### STATED TASK:
Write out the data below exactly as given, without any of its pictures.
[START OF DATASET CONTENT]
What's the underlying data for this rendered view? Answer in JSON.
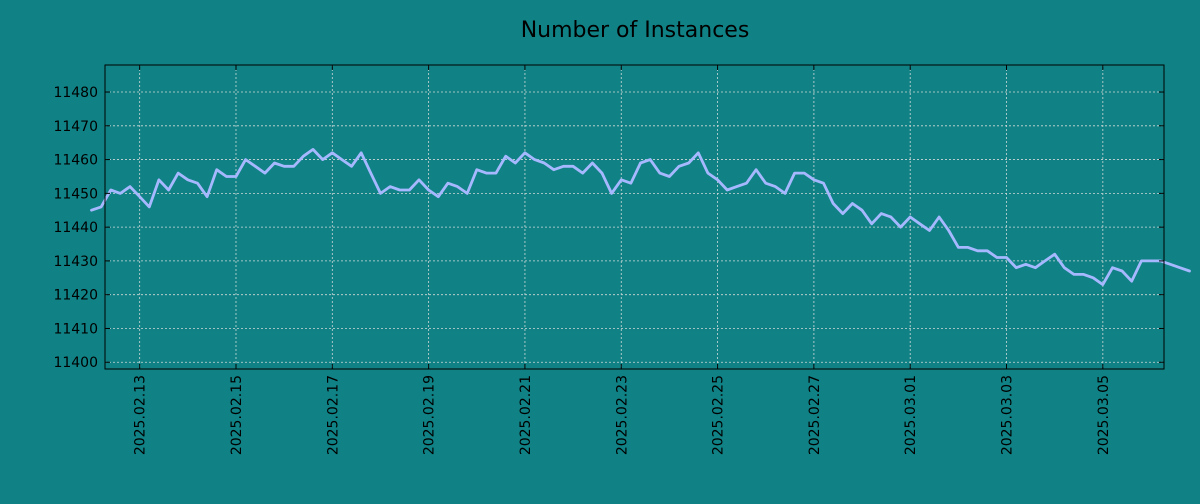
{
  "chart_data": {
    "type": "line",
    "title": "Number of Instances",
    "xlabel": "",
    "ylabel": "",
    "x_ticks": [
      "2025.02.13",
      "2025.02.15",
      "2025.02.17",
      "2025.02.19",
      "2025.02.21",
      "2025.02.23",
      "2025.02.25",
      "2025.02.27",
      "2025.03.01",
      "2025.03.03",
      "2025.03.05"
    ],
    "y_ticks": [
      11400,
      11410,
      11420,
      11430,
      11440,
      11450,
      11460,
      11470,
      11480
    ],
    "xlim": [
      "2025.02.12",
      "2025.03.06"
    ],
    "ylim": [
      11398,
      11488
    ],
    "grid": true,
    "legend": "none",
    "colors": {
      "background": "#108285",
      "line": "#a6b8ff",
      "grid": "#cfd8d8",
      "axis": "#000000"
    },
    "series": [
      {
        "x": [
          "2025.02.12",
          "2025.02.12",
          "2025.02.12",
          "2025.02.12",
          "2025.02.12",
          "2025.02.13",
          "2025.02.13",
          "2025.02.13",
          "2025.02.13",
          "2025.02.13",
          "2025.02.14",
          "2025.02.14",
          "2025.02.14",
          "2025.02.14",
          "2025.02.14",
          "2025.02.15",
          "2025.02.15",
          "2025.02.15",
          "2025.02.15",
          "2025.02.15",
          "2025.02.16",
          "2025.02.16",
          "2025.02.16",
          "2025.02.16",
          "2025.02.16",
          "2025.02.17",
          "2025.02.17",
          "2025.02.17",
          "2025.02.17",
          "2025.02.17",
          "2025.02.18",
          "2025.02.18",
          "2025.02.18",
          "2025.02.18",
          "2025.02.18",
          "2025.02.19",
          "2025.02.19",
          "2025.02.19",
          "2025.02.19",
          "2025.02.19",
          "2025.02.20",
          "2025.02.20",
          "2025.02.20",
          "2025.02.20",
          "2025.02.20",
          "2025.02.21",
          "2025.02.21",
          "2025.02.21",
          "2025.02.21",
          "2025.02.21",
          "2025.02.22",
          "2025.02.22",
          "2025.02.22",
          "2025.02.22",
          "2025.02.22",
          "2025.02.23",
          "2025.02.23",
          "2025.02.23",
          "2025.02.23",
          "2025.02.23",
          "2025.02.24",
          "2025.02.24",
          "2025.02.24",
          "2025.02.24",
          "2025.02.24",
          "2025.02.25",
          "2025.02.25",
          "2025.02.25",
          "2025.02.25",
          "2025.02.25",
          "2025.02.26",
          "2025.02.26",
          "2025.02.26",
          "2025.02.26",
          "2025.02.26",
          "2025.02.27",
          "2025.02.27",
          "2025.02.27",
          "2025.02.27",
          "2025.02.27",
          "2025.02.28",
          "2025.02.28",
          "2025.02.28",
          "2025.02.28",
          "2025.02.28",
          "2025.03.01",
          "2025.03.01",
          "2025.03.01",
          "2025.03.01",
          "2025.03.01",
          "2025.03.02",
          "2025.03.02",
          "2025.03.02",
          "2025.03.02",
          "2025.03.02",
          "2025.03.03",
          "2025.03.03",
          "2025.03.03",
          "2025.03.03",
          "2025.03.03",
          "2025.03.04",
          "2025.03.04",
          "2025.03.04",
          "2025.03.04",
          "2025.03.04",
          "2025.03.05",
          "2025.03.05",
          "2025.03.05",
          "2025.03.05",
          "2025.03.05",
          "2025.03.06",
          "2025.03.06",
          "2025.03.06",
          "2025.03.06",
          "2025.03.06"
        ],
        "values": [
          11445,
          11446,
          11451,
          11450,
          11452,
          11449,
          11446,
          11454,
          11451,
          11456,
          11454,
          11453,
          11449,
          11457,
          11455,
          11455,
          11460,
          11458,
          11456,
          11459,
          11458,
          11458,
          11461,
          11463,
          11460,
          11462,
          11460,
          11458,
          11462,
          11456,
          11450,
          11452,
          11451,
          11451,
          11454,
          11451,
          11449,
          11453,
          11452,
          11450,
          11457,
          11456,
          11456,
          11461,
          11459,
          11462,
          11460,
          11459,
          11457,
          11458,
          11458,
          11456,
          11459,
          11456,
          11450,
          11454,
          11453,
          11459,
          11460,
          11456,
          11455,
          11458,
          11459,
          11462,
          11456,
          11454,
          11451,
          11452,
          11453,
          11457,
          11453,
          11452,
          11450,
          11456,
          11456,
          11454,
          11453,
          11447,
          11444,
          11447,
          11445,
          11441,
          11444,
          11443,
          11440,
          11443,
          11441,
          11439,
          11443,
          11439,
          11434,
          11434,
          11433,
          11433,
          11431,
          11431,
          11428,
          11429,
          11428,
          11430,
          11432,
          11428,
          11426,
          11426,
          11425,
          11423,
          11428,
          11427,
          11424,
          11430,
          11430,
          11430,
          11429,
          11428,
          11427
        ]
      }
    ]
  }
}
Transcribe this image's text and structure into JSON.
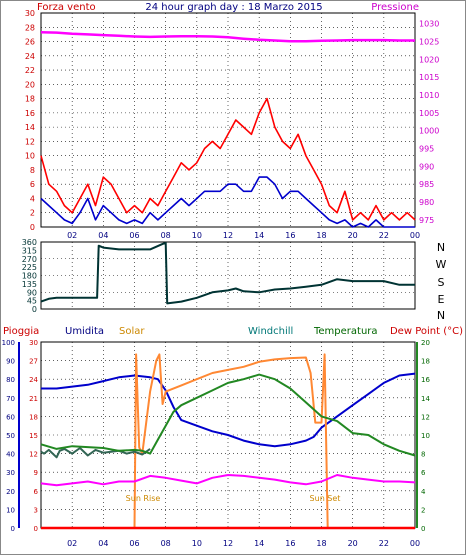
[END OF DATASET CONTENT]
### SOLUTION TO THE PROBLEM:
What's the underlying data for this rendered view? Answer in JSON.
{
  "chart_data": {
    "type": "line",
    "title": "Number of Instances",
    "xlabel": "",
    "ylabel": "",
    "x_ticks": [
      "2025.02.13",
      "2025.02.15",
      "2025.02.17",
      "2025.02.19",
      "2025.02.21",
      "2025.02.23",
      "2025.02.25",
      "2025.02.27",
      "2025.03.01",
      "2025.03.03",
      "2025.03.05"
    ],
    "y_ticks": [
      11400,
      11410,
      11420,
      11430,
      11440,
      11450,
      11460,
      11470,
      11480
    ],
    "xlim": [
      "2025.02.12",
      "2025.03.06"
    ],
    "ylim": [
      11398,
      11488
    ],
    "grid": true,
    "legend": "none",
    "colors": {
      "background": "#108285",
      "line": "#a6b8ff",
      "grid": "#cfd8d8",
      "axis": "#000000"
    },
    "series": [
      {
        "x": [
          "2025.02.12",
          "2025.02.12",
          "2025.02.12",
          "2025.02.12",
          "2025.02.12",
          "2025.02.13",
          "2025.02.13",
          "2025.02.13",
          "2025.02.13",
          "2025.02.13",
          "2025.02.14",
          "2025.02.14",
          "2025.02.14",
          "2025.02.14",
          "2025.02.14",
          "2025.02.15",
          "2025.02.15",
          "2025.02.15",
          "2025.02.15",
          "2025.02.15",
          "2025.02.16",
          "2025.02.16",
          "2025.02.16",
          "2025.02.16",
          "2025.02.16",
          "2025.02.17",
          "2025.02.17",
          "2025.02.17",
          "2025.02.17",
          "2025.02.17",
          "2025.02.18",
          "2025.02.18",
          "2025.02.18",
          "2025.02.18",
          "2025.02.18",
          "2025.02.19",
          "2025.02.19",
          "2025.02.19",
          "2025.02.19",
          "2025.02.19",
          "2025.02.20",
          "2025.02.20",
          "2025.02.20",
          "2025.02.20",
          "2025.02.20",
          "2025.02.21",
          "2025.02.21",
          "2025.02.21",
          "2025.02.21",
          "2025.02.21",
          "2025.02.22",
          "2025.02.22",
          "2025.02.22",
          "2025.02.22",
          "2025.02.22",
          "2025.02.23",
          "2025.02.23",
          "2025.02.23",
          "2025.02.23",
          "2025.02.23",
          "2025.02.24",
          "2025.02.24",
          "2025.02.24",
          "2025.02.24",
          "2025.02.24",
          "2025.02.25",
          "2025.02.25",
          "2025.02.25",
          "2025.02.25",
          "2025.02.25",
          "2025.02.26",
          "2025.02.26",
          "2025.02.26",
          "2025.02.26",
          "2025.02.26",
          "2025.02.27",
          "2025.02.27",
          "2025.02.27",
          "2025.02.27",
          "2025.02.27",
          "2025.02.28",
          "2025.02.28",
          "2025.02.28",
          "2025.02.28",
          "2025.02.28",
          "2025.03.01",
          "2025.03.01",
          "2025.03.01",
          "2025.03.01",
          "2025.03.01",
          "2025.03.02",
          "2025.03.02",
          "2025.03.02",
          "2025.03.02",
          "2025.03.02",
          "2025.03.03",
          "2025.03.03",
          "2025.03.03",
          "2025.03.03",
          "2025.03.03",
          "2025.03.04",
          "2025.03.04",
          "2025.03.04",
          "2025.03.04",
          "2025.03.04",
          "2025.03.05",
          "2025.03.05",
          "2025.03.05",
          "2025.03.05",
          "2025.03.05",
          "2025.03.06",
          "2025.03.06",
          "2025.03.06",
          "2025.03.06",
          "2025.03.06"
        ],
        "values": [
          11445,
          11446,
          11451,
          11450,
          11452,
          11449,
          11446,
          11454,
          11451,
          11456,
          11454,
          11453,
          11449,
          11457,
          11455,
          11455,
          11460,
          11458,
          11456,
          11459,
          11458,
          11458,
          11461,
          11463,
          11460,
          11462,
          11460,
          11458,
          11462,
          11456,
          11450,
          11452,
          11451,
          11451,
          11454,
          11451,
          11449,
          11453,
          11452,
          11450,
          11457,
          11456,
          11456,
          11461,
          11459,
          11462,
          11460,
          11459,
          11457,
          11458,
          11458,
          11456,
          11459,
          11456,
          11450,
          11454,
          11453,
          11459,
          11460,
          11456,
          11455,
          11458,
          11459,
          11462,
          11456,
          11454,
          11451,
          11452,
          11453,
          11457,
          11453,
          11452,
          11450,
          11456,
          11456,
          11454,
          11453,
          11447,
          11444,
          11447,
          11445,
          11441,
          11444,
          11443,
          11440,
          11443,
          11441,
          11439,
          11443,
          11439,
          11434,
          11434,
          11433,
          11433,
          11431,
          11431,
          11428,
          11429,
          11428,
          11430,
          11432,
          11428,
          11426,
          11426,
          11425,
          11423,
          11428,
          11427,
          11424,
          11430,
          11430,
          11430,
          11429,
          11428,
          11427
        ]
      }
    ]
  }
}
Transcribe this image's text and structure into JSON.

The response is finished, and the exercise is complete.